Determine which lines contain the word "topics", then copy those lines.

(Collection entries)
---*---
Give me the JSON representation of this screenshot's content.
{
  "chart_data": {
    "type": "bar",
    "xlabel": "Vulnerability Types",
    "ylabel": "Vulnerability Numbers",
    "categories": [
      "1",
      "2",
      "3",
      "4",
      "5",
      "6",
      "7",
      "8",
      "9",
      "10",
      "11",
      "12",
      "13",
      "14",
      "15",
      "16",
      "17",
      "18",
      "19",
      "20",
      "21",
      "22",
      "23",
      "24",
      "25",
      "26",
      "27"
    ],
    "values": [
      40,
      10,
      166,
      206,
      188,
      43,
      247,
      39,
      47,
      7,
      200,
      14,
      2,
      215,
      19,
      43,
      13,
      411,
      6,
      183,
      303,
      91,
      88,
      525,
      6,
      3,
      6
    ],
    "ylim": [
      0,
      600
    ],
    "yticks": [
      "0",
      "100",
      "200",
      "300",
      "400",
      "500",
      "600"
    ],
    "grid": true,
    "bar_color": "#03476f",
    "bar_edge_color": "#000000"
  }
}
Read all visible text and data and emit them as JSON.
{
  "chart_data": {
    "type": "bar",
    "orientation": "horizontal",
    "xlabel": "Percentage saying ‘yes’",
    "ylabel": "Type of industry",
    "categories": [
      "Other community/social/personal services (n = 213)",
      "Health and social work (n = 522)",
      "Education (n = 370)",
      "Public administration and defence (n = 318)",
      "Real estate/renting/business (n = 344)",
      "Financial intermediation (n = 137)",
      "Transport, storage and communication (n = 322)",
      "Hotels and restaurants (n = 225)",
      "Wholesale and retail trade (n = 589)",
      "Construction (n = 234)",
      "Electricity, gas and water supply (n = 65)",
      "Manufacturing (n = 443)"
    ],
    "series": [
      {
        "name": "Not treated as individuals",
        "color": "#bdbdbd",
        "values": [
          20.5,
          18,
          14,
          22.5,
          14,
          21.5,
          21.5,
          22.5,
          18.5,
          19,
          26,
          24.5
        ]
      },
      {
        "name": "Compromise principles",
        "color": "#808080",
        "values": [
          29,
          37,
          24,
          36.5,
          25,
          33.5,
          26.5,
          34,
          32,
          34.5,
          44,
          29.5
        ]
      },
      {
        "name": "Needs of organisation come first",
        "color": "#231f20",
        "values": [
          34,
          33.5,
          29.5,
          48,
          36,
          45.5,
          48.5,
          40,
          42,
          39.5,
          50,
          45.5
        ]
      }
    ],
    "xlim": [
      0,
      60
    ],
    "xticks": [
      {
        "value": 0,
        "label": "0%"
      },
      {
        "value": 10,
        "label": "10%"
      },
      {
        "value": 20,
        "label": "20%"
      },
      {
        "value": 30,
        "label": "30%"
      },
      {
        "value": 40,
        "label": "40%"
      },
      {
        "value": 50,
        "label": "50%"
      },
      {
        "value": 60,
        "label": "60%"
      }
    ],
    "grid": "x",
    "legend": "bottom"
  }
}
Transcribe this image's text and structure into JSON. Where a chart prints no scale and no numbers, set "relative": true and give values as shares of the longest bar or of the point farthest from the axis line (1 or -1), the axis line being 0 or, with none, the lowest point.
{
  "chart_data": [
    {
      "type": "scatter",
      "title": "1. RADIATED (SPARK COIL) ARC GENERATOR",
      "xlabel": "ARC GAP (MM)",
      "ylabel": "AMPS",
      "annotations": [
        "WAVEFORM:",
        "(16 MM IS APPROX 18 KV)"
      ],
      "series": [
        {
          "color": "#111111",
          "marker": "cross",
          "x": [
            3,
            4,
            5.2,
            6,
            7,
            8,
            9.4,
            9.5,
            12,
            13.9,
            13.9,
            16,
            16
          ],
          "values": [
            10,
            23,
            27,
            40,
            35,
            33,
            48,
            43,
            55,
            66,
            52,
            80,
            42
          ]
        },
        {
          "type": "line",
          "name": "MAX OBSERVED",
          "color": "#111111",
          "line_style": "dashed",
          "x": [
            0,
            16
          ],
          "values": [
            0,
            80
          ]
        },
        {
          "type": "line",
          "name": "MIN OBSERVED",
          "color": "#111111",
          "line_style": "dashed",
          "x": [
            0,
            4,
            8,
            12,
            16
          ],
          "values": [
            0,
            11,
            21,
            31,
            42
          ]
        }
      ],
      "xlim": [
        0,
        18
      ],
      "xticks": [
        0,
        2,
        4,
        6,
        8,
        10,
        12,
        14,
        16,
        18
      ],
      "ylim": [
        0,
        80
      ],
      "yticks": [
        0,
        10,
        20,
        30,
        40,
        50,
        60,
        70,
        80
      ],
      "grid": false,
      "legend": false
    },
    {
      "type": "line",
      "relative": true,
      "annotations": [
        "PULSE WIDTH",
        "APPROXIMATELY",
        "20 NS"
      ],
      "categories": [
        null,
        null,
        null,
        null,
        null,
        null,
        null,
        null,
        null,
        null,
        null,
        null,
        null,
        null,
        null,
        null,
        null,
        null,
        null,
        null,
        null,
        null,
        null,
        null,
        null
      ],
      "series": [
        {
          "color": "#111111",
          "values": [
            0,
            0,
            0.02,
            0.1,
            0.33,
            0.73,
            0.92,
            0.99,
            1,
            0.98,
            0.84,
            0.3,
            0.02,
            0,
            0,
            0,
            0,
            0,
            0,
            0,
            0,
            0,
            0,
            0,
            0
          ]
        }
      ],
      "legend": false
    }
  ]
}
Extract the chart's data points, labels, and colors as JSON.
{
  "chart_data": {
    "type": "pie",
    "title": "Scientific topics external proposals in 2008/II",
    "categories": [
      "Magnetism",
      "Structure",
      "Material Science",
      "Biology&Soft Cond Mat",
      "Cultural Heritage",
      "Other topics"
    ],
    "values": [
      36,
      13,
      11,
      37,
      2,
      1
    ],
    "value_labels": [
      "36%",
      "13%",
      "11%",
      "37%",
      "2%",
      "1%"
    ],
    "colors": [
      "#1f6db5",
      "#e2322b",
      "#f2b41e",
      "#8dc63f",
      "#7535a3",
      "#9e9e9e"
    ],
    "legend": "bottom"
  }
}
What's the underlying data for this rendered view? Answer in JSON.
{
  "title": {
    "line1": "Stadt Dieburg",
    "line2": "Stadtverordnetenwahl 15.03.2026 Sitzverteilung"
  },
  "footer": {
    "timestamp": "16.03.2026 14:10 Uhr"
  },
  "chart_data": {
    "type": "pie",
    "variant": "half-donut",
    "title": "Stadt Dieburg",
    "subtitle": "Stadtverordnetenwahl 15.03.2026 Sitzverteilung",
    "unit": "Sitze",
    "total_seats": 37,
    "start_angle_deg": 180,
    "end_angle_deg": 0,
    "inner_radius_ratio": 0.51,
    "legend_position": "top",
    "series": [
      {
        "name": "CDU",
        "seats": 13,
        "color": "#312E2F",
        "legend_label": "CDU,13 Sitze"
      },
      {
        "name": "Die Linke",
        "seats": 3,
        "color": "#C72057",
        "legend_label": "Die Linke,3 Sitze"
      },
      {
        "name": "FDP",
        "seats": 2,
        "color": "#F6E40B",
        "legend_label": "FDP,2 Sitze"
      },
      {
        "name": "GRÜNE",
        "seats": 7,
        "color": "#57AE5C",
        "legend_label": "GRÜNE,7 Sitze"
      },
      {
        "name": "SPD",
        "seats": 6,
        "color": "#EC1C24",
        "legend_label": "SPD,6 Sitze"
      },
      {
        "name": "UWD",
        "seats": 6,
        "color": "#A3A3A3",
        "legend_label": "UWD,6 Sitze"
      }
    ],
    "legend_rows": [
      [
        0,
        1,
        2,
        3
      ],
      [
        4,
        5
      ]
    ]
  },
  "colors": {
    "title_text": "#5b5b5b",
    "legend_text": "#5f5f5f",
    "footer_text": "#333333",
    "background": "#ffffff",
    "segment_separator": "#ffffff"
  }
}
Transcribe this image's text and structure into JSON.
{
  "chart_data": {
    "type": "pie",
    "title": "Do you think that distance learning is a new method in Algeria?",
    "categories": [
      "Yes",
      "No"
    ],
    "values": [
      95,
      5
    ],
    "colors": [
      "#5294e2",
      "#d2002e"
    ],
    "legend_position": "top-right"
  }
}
---*---
Exercise response:
    "title": "Scientific topics external proposals in 2008/II",
      "Other topics"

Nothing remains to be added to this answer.